SUPPLIED DATA |
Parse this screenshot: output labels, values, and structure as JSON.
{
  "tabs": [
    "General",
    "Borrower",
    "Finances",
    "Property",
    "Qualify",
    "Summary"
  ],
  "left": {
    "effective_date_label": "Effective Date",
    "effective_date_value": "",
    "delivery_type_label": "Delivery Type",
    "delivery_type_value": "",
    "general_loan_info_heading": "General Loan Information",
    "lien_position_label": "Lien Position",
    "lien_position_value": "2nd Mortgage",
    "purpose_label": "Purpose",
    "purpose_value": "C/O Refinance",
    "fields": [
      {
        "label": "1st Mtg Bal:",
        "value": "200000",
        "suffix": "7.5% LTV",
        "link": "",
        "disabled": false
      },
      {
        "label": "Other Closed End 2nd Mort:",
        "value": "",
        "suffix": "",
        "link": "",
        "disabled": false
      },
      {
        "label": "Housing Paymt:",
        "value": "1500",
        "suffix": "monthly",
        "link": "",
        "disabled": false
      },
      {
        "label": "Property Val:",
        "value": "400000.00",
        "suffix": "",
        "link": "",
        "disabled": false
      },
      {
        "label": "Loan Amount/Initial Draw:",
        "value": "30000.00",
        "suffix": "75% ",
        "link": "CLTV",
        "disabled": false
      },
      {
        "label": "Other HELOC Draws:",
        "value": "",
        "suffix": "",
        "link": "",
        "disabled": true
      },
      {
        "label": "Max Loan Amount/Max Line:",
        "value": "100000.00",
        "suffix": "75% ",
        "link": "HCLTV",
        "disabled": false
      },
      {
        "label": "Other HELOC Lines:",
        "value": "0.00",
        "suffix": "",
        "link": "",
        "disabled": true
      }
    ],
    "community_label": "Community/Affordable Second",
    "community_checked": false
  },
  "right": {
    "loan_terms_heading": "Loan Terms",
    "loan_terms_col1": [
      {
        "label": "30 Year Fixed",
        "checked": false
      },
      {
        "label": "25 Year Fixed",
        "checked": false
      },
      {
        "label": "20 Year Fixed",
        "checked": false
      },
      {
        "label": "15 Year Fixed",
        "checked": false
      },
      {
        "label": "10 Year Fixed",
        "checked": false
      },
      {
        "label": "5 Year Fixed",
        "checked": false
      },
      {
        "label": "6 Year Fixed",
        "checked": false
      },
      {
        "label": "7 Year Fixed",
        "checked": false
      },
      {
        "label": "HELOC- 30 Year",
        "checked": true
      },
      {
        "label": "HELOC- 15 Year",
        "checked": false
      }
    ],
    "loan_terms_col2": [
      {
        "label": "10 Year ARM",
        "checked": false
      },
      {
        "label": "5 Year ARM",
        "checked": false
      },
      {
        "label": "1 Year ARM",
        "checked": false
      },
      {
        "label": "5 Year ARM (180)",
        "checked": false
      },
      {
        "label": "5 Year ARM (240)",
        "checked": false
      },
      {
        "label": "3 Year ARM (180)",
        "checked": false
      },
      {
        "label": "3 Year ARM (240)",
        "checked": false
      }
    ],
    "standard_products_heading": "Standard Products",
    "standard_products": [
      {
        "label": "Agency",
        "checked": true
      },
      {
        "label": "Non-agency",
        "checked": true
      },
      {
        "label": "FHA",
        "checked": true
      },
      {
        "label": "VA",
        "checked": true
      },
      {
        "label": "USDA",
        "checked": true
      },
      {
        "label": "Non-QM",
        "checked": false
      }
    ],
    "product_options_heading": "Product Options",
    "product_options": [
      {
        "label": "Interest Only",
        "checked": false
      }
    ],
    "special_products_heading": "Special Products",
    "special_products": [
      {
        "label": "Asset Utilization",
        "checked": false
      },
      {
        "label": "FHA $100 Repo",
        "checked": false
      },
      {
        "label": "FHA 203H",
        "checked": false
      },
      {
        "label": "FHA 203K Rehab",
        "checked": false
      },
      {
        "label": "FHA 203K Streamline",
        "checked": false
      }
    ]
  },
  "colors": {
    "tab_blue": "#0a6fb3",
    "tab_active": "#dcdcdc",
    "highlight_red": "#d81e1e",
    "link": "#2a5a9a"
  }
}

THE PROBLEM | Look through the data and show every line containing "Other".

ANSWER TO THE EXERCISE |
        "label": "Other Closed End 2nd Mort:",
        "label": "Other HELOC Draws:",
        "label": "Other HELOC Lines:",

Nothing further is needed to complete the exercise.